**EXERCISE DESCRIPTION**
In this exercise, reproduce all the entries that follow exactly.

"""

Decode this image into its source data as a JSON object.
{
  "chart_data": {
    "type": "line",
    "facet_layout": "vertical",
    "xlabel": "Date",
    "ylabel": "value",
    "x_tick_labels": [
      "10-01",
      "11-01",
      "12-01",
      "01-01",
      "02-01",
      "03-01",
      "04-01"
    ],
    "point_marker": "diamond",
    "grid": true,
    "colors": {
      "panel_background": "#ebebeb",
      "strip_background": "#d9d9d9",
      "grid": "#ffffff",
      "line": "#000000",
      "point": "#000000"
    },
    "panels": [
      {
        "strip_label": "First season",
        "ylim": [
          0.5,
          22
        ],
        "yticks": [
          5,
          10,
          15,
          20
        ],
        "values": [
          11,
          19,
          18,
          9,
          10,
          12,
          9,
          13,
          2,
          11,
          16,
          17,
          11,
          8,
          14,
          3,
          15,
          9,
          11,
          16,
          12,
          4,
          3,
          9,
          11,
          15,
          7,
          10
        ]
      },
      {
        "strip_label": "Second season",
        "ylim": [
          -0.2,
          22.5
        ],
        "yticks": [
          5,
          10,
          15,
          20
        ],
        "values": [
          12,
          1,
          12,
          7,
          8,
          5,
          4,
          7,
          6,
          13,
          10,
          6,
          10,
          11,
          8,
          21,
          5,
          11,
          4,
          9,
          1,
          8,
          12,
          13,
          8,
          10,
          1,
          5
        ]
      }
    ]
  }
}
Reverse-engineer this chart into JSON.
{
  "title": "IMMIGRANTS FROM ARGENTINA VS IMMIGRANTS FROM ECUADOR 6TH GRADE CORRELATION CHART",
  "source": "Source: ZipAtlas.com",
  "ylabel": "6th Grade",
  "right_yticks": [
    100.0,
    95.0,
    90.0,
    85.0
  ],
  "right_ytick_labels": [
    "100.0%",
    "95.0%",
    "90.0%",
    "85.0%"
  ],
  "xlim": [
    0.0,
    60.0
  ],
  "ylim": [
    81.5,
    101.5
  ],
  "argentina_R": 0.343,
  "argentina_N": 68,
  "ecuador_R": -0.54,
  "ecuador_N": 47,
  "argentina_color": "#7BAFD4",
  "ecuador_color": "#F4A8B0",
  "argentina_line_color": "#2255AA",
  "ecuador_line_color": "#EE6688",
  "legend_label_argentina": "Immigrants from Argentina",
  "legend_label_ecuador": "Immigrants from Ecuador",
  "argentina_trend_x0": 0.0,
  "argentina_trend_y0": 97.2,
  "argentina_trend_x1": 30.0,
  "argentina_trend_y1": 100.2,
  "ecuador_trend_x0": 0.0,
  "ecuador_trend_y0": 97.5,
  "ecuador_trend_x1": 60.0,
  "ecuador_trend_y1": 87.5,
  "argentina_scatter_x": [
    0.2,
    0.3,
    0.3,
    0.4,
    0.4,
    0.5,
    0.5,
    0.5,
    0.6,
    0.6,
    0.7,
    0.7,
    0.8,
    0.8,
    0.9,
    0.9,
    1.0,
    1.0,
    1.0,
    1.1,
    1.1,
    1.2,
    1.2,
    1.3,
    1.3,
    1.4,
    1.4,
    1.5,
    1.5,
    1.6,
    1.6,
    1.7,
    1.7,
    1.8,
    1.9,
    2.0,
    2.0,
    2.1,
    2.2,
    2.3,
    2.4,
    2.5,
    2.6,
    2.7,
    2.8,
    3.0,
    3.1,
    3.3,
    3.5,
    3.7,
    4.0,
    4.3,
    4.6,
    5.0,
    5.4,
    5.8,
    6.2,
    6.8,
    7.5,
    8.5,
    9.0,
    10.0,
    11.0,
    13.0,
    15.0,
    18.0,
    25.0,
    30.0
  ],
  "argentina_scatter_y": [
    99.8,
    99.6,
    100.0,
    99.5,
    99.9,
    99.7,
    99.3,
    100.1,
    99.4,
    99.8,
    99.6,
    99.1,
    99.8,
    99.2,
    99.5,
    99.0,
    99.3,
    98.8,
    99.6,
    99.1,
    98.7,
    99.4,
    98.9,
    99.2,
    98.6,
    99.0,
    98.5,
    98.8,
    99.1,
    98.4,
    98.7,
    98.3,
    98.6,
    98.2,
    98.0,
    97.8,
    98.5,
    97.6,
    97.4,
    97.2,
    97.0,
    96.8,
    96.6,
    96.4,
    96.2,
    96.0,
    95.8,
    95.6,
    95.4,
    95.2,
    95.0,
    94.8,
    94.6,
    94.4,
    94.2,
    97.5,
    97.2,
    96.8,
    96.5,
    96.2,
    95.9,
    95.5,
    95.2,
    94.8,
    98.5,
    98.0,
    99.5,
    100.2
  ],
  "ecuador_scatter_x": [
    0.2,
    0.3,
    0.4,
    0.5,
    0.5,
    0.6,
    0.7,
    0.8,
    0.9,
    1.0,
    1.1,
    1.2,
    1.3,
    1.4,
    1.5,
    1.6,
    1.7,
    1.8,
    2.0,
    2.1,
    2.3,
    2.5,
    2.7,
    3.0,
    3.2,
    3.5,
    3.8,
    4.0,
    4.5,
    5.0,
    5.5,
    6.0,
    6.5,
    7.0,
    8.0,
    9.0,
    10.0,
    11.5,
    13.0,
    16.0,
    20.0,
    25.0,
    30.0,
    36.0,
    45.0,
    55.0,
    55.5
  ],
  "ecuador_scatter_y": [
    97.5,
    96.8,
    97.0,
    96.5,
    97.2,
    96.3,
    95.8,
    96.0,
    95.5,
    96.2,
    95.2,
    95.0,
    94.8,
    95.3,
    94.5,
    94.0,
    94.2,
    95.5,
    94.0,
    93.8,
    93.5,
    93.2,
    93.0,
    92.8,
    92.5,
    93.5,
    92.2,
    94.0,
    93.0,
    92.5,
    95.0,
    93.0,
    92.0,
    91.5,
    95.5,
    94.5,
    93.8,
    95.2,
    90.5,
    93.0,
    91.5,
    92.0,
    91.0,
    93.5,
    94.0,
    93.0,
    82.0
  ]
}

"""

**TASK ANSWER**
Decode this image into its source data as a JSON object.
{
  "chart_data": {
    "type": "line",
    "facet_layout": "vertical",
    "xlabel": "Date",
    "ylabel": "value",
    "x_tick_labels": [
      "10-01",
      "11-01",
      "12-01",
      "01-01",
      "02-01",
      "03-01",
      "04-01"
    ],
    "point_marker": "diamond",
    "grid": true,
    "colors": {
      "panel_background": "#ebebeb",
      "strip_background": "#d9d9d9",
      "grid": "#ffffff",
      "line": "#000000",
      "point": "#000000"
    },
    "panels": [
      {
        "strip_label": "First season",
        "ylim": [
          0.5,
          22
        ],
        "yticks": [
          5,
          10,
          15,
          20
        ],
        "values": [
          11,
          19,
          18,
          9,
          10,
          12,
          9,
          13,
          2,
          11,
          16,
          17,
          11,
          8,
          14,
          3,
          15,
          9,
          11,
          16,
          12,
          4,
          3,
          9,
          11,
          15,
          7,
          10
        ]
      },
      {
        "strip_label": "Second season",
        "ylim": [
          -0.2,
          22.5
        ],
        "yticks": [
          5,
          10,
          15,
          20
        ],
        "values": [
          12,
          1,
          12,
          7,
          8,
          5,
          4,
          7,
          6,
          13,
          10,
          6,
          10,
          11,
          8,
          21,
          5,
          11,
          4,
          9,
          1,
          8,
          12,
          13,
          8,
          10,
          1,
          5
        ]
      }
    ]
  }
}
Reverse-engineer this chart into JSON.
{
  "title": "IMMIGRANTS FROM ARGENTINA VS IMMIGRANTS FROM ECUADOR 6TH GRADE CORRELATION CHART",
  "source": "Source: ZipAtlas.com",
  "ylabel": "6th Grade",
  "right_yticks": [
    100.0,
    95.0,
    90.0,
    85.0
  ],
  "right_ytick_labels": [
    "100.0%",
    "95.0%",
    "90.0%",
    "85.0%"
  ],
  "xlim": [
    0.0,
    60.0
  ],
  "ylim": [
    81.5,
    101.5
  ],
  "argentina_R": 0.343,
  "argentina_N": 68,
  "ecuador_R": -0.54,
  "ecuador_N": 47,
  "argentina_color": "#7BAFD4",
  "ecuador_color": "#F4A8B0",
  "argentina_line_color": "#2255AA",
  "ecuador_line_color": "#EE6688",
  "legend_label_argentina": "Immigrants from Argentina",
  "legend_label_ecuador": "Immigrants from Ecuador",
  "argentina_trend_x0": 0.0,
  "argentina_trend_y0": 97.2,
  "argentina_trend_x1": 30.0,
  "argentina_trend_y1": 100.2,
  "ecuador_trend_x0": 0.0,
  "ecuador_trend_y0": 97.5,
  "ecuador_trend_x1": 60.0,
  "ecuador_trend_y1": 87.5,
  "argentina_scatter_x": [
    0.2,
    0.3,
    0.3,
    0.4,
    0.4,
    0.5,
    0.5,
    0.5,
    0.6,
    0.6,
    0.7,
    0.7,
    0.8,
    0.8,
    0.9,
    0.9,
    1.0,
    1.0,
    1.0,
    1.1,
    1.1,
    1.2,
    1.2,
    1.3,
    1.3,
    1.4,
    1.4,
    1.5,
    1.5,
    1.6,
    1.6,
    1.7,
    1.7,
    1.8,
    1.9,
    2.0,
    2.0,
    2.1,
    2.2,
    2.3,
    2.4,
    2.5,
    2.6,
    2.7,
    2.8,
    3.0,
    3.1,
    3.3,
    3.5,
    3.7,
    4.0,
    4.3,
    4.6,
    5.0,
    5.4,
    5.8,
    6.2,
    6.8,
    7.5,
    8.5,
    9.0,
    10.0,
    11.0,
    13.0,
    15.0,
    18.0,
    25.0,
    30.0
  ],
  "argentina_scatter_y": [
    99.8,
    99.6,
    100.0,
    99.5,
    99.9,
    99.7,
    99.3,
    100.1,
    99.4,
    99.8,
    99.6,
    99.1,
    99.8,
    99.2,
    99.5,
    99.0,
    99.3,
    98.8,
    99.6,
    99.1,
    98.7,
    99.4,
    98.9,
    99.2,
    98.6,
    99.0,
    98.5,
    98.8,
    99.1,
    98.4,
    98.7,
    98.3,
    98.6,
    98.2,
    98.0,
    97.8,
    98.5,
    97.6,
    97.4,
    97.2,
    97.0,
    96.8,
    96.6,
    96.4,
    96.2,
    96.0,
    95.8,
    95.6,
    95.4,
    95.2,
    95.0,
    94.8,
    94.6,
    94.4,
    94.2,
    97.5,
    97.2,
    96.8,
    96.5,
    96.2,
    95.9,
    95.5,
    95.2,
    94.8,
    98.5,
    98.0,
    99.5,
    100.2
  ],
  "ecuador_scatter_x": [
    0.2,
    0.3,
    0.4,
    0.5,
    0.5,
    0.6,
    0.7,
    0.8,
    0.9,
    1.0,
    1.1,
    1.2,
    1.3,
    1.4,
    1.5,
    1.6,
    1.7,
    1.8,
    2.0,
    2.1,
    2.3,
    2.5,
    2.7,
    3.0,
    3.2,
    3.5,
    3.8,
    4.0,
    4.5,
    5.0,
    5.5,
    6.0,
    6.5,
    7.0,
    8.0,
    9.0,
    10.0,
    11.5,
    13.0,
    16.0,
    20.0,
    25.0,
    30.0,
    36.0,
    45.0,
    55.0,
    55.5
  ],
  "ecuador_scatter_y": [
    97.5,
    96.8,
    97.0,
    96.5,
    97.2,
    96.3,
    95.8,
    96.0,
    95.5,
    96.2,
    95.2,
    95.0,
    94.8,
    95.3,
    94.5,
    94.0,
    94.2,
    95.5,
    94.0,
    93.8,
    93.5,
    93.2,
    93.0,
    92.8,
    92.5,
    93.5,
    92.2,
    94.0,
    93.0,
    92.5,
    95.0,
    93.0,
    92.0,
    91.5,
    95.5,
    94.5,
    93.8,
    95.2,
    90.5,
    93.0,
    91.5,
    92.0,
    91.0,
    93.5,
    94.0,
    93.0,
    82.0
  ]
}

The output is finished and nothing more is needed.